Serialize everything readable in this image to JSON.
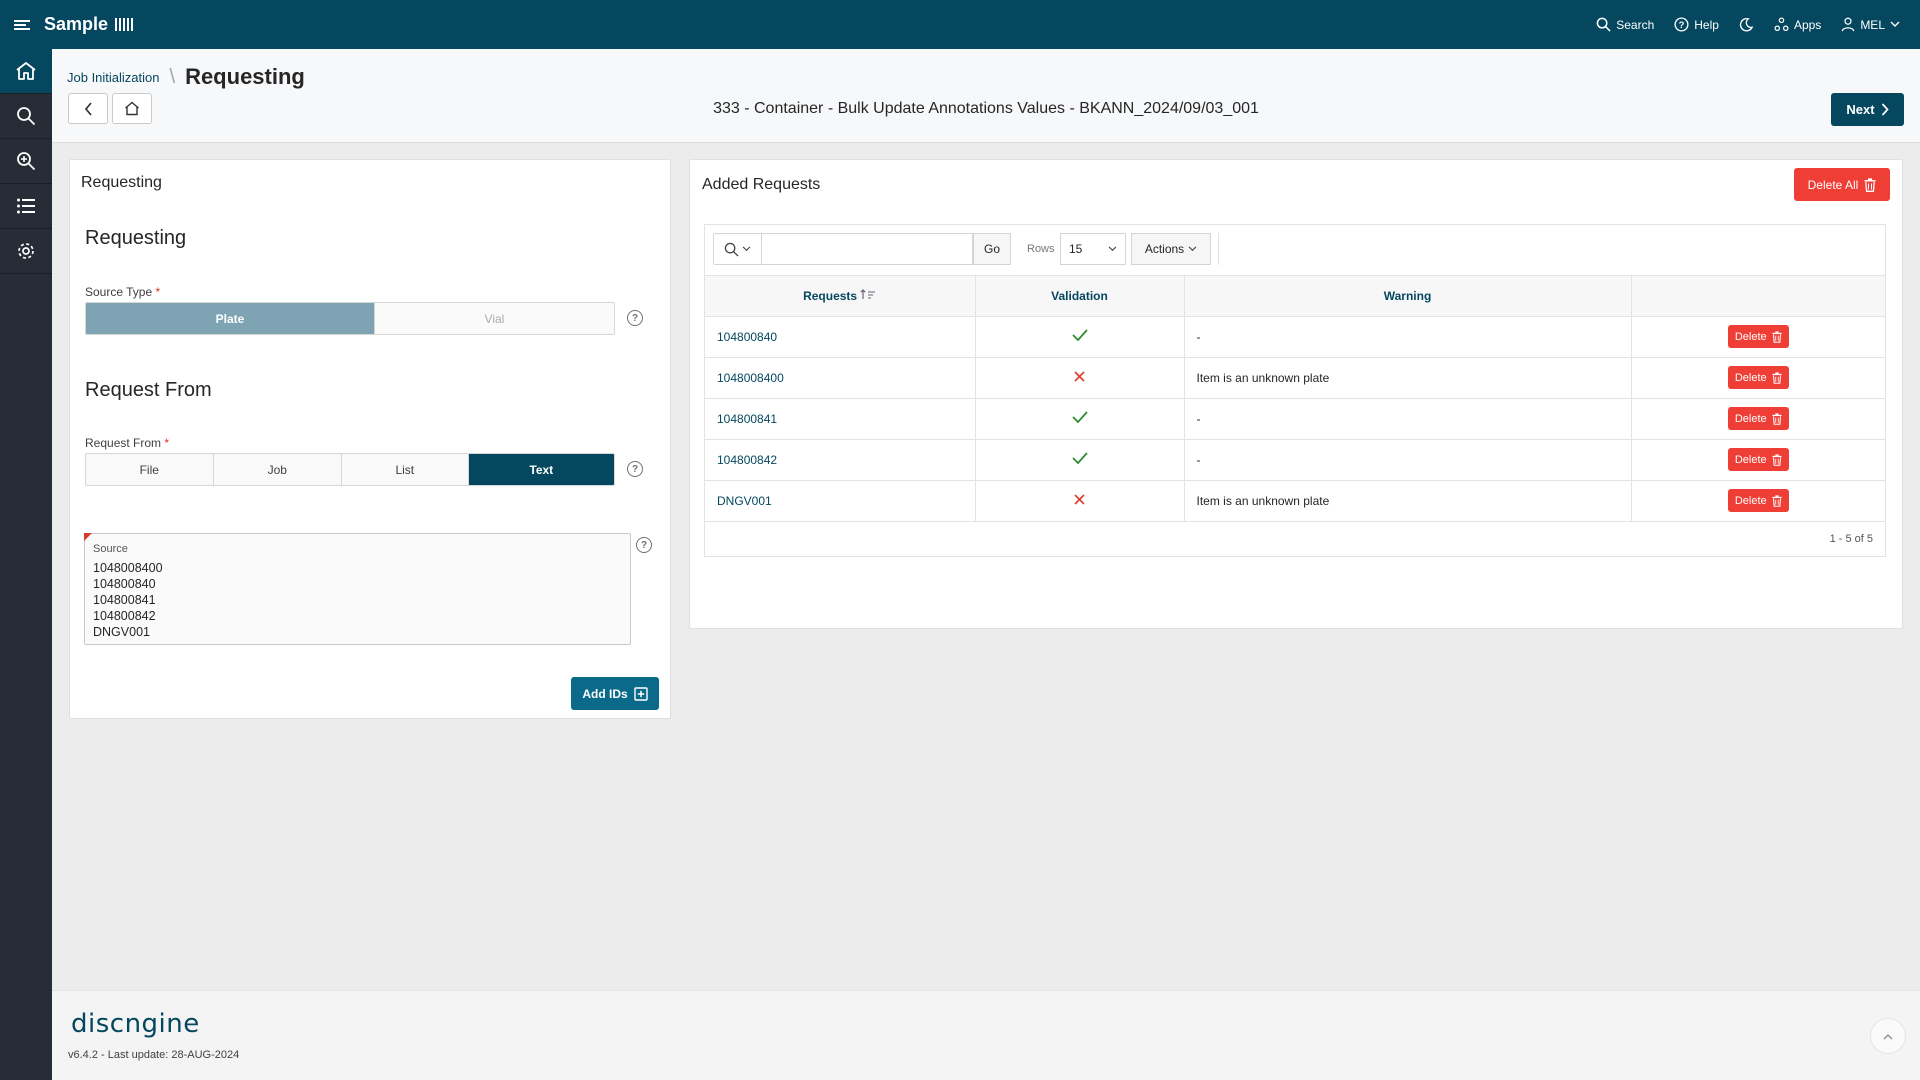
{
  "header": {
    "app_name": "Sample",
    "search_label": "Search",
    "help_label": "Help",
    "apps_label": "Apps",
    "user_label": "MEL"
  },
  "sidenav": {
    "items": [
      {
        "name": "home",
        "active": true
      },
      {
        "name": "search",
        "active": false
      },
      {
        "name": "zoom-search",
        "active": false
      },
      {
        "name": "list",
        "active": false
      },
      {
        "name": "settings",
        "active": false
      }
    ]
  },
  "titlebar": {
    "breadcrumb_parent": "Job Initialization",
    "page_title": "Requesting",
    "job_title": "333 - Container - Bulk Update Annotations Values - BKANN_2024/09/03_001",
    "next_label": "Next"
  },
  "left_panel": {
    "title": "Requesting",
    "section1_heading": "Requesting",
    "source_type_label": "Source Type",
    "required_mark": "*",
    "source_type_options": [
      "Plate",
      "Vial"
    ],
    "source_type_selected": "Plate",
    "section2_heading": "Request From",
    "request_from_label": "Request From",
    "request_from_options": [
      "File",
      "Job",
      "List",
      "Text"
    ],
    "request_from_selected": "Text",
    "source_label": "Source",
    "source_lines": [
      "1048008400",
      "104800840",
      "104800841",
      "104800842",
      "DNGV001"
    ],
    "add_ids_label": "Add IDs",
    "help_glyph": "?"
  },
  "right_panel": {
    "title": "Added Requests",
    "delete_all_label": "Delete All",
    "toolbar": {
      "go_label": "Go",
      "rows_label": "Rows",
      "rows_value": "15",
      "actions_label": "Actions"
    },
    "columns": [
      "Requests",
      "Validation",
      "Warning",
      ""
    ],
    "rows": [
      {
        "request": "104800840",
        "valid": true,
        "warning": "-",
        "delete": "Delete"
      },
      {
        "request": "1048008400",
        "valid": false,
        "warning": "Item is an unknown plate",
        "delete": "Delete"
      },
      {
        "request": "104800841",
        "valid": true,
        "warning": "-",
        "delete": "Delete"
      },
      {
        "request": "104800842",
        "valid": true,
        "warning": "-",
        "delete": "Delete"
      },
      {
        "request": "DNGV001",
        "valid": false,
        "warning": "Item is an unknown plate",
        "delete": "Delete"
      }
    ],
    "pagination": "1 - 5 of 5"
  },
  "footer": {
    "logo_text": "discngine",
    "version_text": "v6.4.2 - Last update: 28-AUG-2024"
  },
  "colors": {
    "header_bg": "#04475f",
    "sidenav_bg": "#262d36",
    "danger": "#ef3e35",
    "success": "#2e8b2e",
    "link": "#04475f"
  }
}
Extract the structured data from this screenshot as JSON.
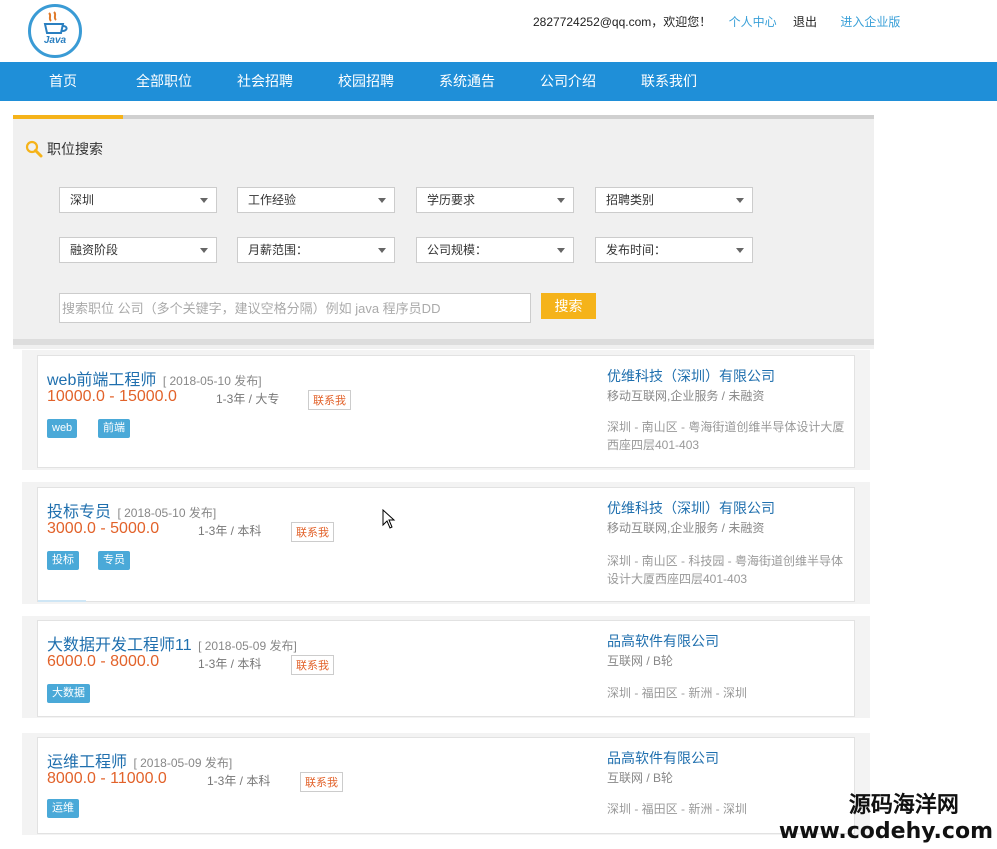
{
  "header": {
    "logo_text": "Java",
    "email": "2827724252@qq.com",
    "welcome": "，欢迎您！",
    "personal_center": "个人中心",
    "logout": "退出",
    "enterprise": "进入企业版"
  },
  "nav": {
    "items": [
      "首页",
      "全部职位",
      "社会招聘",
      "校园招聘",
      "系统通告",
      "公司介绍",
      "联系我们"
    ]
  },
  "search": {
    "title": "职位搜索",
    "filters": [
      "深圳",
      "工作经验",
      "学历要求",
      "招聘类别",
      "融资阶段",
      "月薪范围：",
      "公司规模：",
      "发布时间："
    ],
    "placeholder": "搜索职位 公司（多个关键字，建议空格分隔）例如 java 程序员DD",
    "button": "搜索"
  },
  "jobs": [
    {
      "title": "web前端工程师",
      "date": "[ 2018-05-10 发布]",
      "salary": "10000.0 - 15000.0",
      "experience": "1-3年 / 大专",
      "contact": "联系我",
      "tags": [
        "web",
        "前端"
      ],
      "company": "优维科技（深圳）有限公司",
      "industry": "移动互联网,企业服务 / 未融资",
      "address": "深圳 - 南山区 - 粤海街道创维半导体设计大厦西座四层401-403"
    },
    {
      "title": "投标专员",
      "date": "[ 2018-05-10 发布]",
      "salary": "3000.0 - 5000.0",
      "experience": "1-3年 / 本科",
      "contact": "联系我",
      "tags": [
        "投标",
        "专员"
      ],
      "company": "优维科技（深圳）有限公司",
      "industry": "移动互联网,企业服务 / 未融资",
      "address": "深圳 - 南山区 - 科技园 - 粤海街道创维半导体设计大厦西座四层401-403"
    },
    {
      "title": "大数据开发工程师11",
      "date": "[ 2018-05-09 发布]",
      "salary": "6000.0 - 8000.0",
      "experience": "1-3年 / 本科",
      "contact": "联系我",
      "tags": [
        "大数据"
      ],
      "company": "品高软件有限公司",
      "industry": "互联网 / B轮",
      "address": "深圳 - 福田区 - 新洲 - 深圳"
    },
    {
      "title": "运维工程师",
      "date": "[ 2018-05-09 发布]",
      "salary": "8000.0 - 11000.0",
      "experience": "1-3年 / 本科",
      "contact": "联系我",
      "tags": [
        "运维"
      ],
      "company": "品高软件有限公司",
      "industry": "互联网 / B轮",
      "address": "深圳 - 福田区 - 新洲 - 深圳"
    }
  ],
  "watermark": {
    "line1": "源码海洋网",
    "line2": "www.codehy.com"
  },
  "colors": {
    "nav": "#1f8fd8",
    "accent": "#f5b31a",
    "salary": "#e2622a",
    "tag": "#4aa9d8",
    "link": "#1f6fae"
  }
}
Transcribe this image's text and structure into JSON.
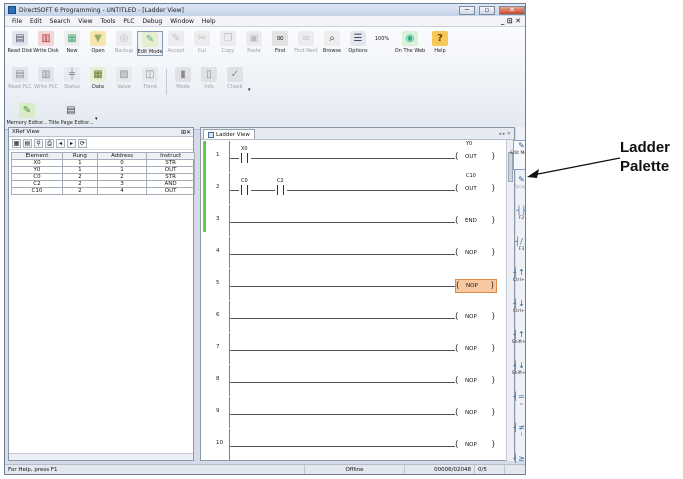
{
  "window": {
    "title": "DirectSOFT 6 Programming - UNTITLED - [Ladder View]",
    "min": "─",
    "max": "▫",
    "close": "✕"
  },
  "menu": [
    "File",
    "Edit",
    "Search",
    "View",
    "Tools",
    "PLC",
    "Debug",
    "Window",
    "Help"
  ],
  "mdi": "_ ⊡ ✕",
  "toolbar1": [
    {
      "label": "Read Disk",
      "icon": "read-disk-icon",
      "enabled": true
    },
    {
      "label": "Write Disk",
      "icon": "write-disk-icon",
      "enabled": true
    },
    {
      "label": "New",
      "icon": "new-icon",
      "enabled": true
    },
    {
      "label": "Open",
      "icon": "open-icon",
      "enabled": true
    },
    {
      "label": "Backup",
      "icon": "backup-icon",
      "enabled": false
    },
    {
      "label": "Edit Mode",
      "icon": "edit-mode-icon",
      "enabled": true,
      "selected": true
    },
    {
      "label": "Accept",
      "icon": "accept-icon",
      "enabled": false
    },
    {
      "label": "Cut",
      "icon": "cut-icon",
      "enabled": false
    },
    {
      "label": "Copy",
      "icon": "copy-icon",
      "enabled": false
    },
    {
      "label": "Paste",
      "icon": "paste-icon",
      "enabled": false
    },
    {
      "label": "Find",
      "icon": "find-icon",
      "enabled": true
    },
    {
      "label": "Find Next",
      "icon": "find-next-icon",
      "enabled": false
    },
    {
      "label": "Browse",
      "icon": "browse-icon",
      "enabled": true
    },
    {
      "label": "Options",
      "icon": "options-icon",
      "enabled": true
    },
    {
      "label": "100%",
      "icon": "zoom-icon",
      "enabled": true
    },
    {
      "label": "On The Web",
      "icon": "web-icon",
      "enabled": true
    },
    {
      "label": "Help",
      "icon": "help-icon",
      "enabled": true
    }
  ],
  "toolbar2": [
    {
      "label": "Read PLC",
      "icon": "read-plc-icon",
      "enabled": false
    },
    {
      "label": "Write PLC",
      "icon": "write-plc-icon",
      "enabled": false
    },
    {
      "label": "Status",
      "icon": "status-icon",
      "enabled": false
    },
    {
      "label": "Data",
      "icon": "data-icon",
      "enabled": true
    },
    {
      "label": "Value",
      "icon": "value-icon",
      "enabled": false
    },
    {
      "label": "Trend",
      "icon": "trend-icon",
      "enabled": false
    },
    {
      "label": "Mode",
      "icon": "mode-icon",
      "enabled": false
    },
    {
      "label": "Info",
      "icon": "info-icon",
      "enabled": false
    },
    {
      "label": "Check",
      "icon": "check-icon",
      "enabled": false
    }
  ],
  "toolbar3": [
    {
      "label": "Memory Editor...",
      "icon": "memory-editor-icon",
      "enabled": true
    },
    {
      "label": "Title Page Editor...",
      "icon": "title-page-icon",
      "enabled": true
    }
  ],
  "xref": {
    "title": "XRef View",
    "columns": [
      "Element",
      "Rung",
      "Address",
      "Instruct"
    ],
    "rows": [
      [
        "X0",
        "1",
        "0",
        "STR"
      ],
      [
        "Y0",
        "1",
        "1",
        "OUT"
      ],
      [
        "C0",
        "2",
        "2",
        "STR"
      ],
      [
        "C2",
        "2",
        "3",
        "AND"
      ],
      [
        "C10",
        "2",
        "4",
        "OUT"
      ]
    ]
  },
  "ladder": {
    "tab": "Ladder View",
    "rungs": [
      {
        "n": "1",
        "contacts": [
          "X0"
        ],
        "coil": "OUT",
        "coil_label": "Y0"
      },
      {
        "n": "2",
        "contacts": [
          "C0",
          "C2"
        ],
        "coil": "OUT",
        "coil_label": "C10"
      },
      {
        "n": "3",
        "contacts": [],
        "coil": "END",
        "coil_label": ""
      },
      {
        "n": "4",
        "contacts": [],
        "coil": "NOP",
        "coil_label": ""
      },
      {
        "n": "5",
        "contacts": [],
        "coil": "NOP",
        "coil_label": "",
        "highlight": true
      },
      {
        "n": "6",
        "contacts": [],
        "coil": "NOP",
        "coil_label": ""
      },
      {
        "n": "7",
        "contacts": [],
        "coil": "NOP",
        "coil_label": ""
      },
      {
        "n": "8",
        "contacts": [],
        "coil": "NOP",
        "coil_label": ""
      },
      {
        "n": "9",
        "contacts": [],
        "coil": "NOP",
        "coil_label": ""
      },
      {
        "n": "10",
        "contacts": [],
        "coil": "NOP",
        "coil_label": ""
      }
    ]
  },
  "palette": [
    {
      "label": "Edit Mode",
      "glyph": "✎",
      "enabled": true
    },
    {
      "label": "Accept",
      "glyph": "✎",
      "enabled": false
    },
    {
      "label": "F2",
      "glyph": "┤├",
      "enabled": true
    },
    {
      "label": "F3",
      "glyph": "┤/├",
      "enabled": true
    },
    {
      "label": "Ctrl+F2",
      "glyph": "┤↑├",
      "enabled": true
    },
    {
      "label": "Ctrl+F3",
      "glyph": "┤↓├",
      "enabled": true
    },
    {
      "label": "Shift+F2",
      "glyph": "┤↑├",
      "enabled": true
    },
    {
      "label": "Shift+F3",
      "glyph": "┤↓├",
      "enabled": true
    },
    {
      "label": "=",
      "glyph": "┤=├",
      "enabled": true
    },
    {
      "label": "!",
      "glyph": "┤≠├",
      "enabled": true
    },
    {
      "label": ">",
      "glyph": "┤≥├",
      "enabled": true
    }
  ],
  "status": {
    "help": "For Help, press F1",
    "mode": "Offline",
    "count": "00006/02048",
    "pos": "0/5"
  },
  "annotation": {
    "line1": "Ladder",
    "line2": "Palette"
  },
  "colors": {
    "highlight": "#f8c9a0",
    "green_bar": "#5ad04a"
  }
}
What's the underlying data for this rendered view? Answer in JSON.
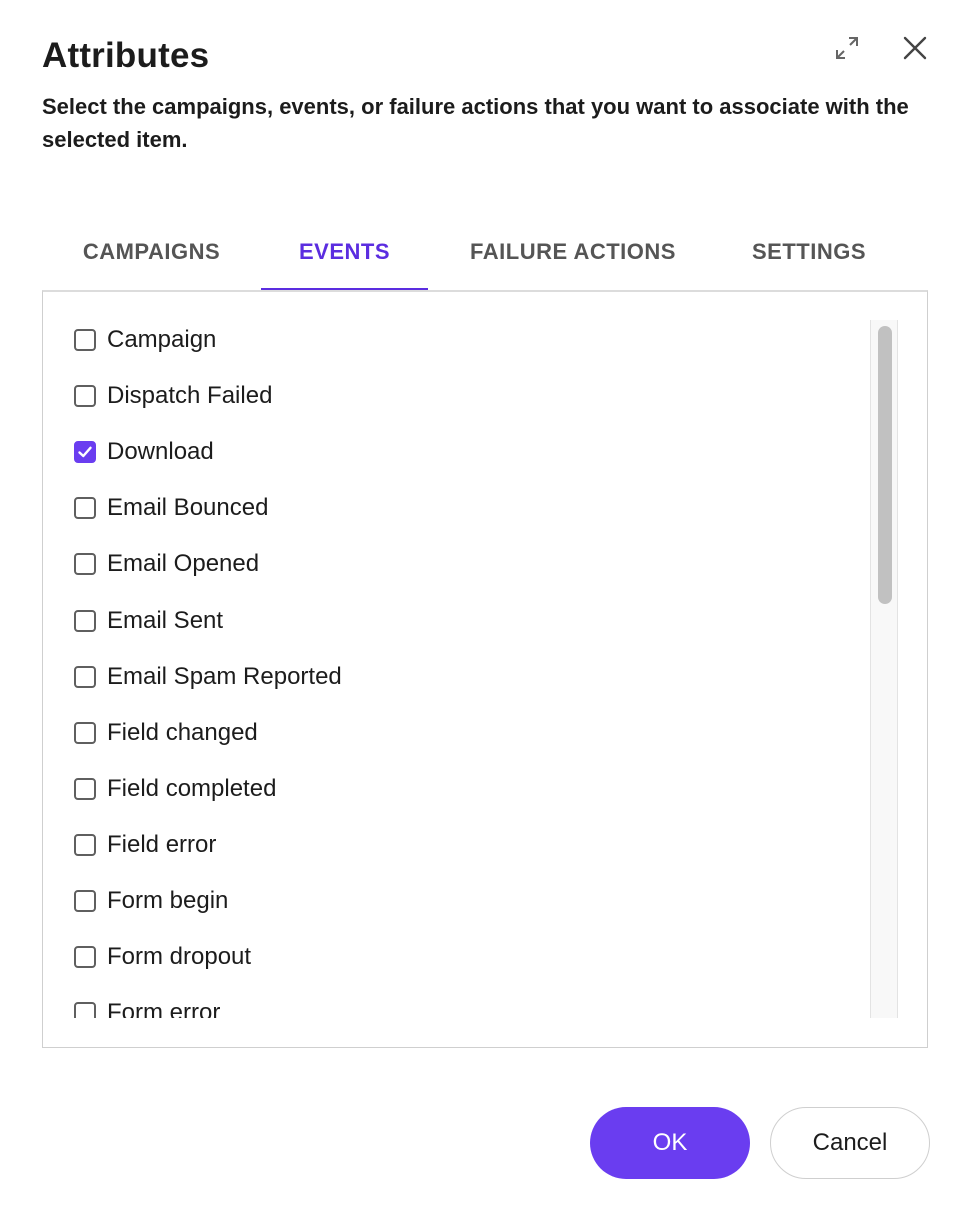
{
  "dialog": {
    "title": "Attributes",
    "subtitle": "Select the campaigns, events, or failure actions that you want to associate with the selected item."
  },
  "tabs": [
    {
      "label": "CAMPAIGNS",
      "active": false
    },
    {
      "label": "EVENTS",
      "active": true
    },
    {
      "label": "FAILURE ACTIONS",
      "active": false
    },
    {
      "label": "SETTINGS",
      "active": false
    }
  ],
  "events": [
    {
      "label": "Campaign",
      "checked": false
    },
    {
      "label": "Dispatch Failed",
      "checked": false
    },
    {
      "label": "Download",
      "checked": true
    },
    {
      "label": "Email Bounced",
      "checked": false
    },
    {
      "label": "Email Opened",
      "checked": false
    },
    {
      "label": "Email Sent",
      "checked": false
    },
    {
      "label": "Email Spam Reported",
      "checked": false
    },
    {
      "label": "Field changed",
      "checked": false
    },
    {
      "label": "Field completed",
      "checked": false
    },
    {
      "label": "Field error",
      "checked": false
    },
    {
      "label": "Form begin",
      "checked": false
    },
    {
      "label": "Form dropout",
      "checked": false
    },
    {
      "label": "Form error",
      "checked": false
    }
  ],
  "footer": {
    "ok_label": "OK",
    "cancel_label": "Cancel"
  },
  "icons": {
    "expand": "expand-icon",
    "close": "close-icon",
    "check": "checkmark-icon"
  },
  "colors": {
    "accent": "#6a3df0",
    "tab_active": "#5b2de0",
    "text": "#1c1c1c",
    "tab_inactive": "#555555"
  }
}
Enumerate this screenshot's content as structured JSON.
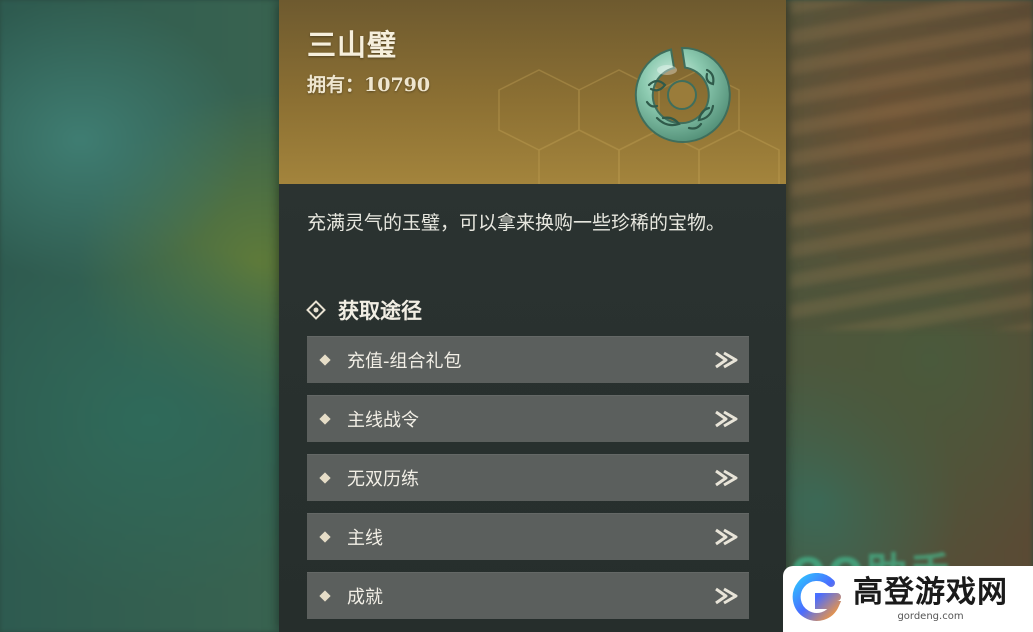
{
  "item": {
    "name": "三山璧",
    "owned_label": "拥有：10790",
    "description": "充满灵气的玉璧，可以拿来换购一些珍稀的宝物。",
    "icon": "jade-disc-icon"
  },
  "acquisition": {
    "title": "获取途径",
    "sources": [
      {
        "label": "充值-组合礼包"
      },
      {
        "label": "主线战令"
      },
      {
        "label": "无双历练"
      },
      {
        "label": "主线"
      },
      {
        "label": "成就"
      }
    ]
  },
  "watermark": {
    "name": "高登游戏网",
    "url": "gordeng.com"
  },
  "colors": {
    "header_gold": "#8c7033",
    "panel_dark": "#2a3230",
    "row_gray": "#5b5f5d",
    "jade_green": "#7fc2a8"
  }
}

####

▸ **GIVEN TASK**: From the entries above, extract every line where the word "Form" appears.

▸ **THE SOLUTION**:
      "label": "Form begin",
      "label": "Form dropout",
      "label": "Form error",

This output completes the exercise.